TASK BRIEF:
Only a number is wanted: how many lines in the listing contain the word "JSON"?

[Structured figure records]
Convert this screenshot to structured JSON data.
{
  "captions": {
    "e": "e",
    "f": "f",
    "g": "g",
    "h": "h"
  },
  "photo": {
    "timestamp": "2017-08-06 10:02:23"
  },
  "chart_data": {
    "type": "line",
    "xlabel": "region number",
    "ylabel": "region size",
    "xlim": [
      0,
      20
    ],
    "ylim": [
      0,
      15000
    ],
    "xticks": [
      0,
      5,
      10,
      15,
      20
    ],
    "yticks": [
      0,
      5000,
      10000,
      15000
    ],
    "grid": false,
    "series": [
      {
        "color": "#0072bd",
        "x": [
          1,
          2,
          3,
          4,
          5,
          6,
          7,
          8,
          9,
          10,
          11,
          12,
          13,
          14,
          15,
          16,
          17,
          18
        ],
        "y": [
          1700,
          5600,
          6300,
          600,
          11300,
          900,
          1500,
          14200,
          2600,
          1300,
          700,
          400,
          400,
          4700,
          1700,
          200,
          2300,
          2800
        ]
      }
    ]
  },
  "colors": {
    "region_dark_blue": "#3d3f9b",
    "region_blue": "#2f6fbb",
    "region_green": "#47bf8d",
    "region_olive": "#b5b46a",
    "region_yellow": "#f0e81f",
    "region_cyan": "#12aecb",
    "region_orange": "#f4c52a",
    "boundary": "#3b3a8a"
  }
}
...
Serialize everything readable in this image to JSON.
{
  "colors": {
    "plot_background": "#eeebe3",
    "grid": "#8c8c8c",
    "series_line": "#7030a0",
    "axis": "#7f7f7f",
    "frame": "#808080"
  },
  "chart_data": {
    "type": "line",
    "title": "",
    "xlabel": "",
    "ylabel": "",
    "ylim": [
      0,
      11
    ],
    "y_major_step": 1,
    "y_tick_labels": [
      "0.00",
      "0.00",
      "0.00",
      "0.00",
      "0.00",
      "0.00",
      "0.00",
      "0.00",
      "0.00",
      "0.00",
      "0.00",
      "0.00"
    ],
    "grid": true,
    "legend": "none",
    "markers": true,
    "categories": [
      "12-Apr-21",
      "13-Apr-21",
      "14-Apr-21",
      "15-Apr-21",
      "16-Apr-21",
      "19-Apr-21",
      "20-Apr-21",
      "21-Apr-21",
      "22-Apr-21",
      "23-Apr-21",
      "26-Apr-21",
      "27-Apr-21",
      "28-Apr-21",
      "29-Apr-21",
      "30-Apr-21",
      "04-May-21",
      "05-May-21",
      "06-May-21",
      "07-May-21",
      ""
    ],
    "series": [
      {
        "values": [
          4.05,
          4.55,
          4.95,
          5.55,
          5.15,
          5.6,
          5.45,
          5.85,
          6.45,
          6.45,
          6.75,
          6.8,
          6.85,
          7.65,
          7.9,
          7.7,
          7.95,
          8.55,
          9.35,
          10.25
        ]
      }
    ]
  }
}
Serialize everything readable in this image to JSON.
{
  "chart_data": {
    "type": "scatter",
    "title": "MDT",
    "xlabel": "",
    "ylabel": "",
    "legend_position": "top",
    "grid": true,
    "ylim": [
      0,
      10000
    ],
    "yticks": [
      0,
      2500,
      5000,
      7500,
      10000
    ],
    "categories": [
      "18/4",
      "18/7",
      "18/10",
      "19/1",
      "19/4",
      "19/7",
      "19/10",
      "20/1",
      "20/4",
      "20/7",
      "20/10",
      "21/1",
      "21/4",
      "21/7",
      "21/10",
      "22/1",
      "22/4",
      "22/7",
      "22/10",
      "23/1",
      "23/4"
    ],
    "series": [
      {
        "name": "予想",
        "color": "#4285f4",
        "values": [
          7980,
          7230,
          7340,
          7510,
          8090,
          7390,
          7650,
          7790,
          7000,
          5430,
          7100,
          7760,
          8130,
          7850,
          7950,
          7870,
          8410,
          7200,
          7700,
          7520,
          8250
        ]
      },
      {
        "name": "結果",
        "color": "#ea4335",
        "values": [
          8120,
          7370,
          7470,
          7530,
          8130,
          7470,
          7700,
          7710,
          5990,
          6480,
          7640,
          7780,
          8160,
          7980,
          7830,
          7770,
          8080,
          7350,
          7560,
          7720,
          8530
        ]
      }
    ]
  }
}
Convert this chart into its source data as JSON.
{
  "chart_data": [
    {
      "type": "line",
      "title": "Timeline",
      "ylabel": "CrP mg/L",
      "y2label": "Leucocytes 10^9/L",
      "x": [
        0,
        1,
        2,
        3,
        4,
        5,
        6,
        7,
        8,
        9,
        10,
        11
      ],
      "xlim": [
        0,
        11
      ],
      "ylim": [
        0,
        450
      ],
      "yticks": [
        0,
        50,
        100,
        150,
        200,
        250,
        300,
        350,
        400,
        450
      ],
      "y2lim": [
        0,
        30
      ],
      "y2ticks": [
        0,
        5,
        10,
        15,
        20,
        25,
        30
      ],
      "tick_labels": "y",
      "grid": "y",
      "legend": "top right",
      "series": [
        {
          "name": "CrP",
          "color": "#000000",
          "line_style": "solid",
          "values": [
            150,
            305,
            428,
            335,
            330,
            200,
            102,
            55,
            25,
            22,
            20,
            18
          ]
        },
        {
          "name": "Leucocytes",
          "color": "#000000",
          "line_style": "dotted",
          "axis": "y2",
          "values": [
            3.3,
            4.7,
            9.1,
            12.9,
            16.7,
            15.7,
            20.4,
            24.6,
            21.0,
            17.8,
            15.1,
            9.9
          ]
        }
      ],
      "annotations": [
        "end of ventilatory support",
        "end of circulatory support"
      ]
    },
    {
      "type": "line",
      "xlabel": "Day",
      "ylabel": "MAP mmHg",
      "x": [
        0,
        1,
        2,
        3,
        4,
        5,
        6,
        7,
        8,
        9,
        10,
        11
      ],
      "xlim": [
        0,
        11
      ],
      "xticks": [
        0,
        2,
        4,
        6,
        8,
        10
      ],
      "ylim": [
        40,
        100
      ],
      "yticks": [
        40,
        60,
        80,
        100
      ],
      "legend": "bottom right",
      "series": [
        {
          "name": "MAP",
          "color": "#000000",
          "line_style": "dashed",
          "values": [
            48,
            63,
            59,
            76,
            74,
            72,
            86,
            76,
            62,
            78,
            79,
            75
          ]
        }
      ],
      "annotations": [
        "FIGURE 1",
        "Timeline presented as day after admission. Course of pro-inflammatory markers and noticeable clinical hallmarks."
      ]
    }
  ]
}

ANSWER TO THE EXERCISE:
4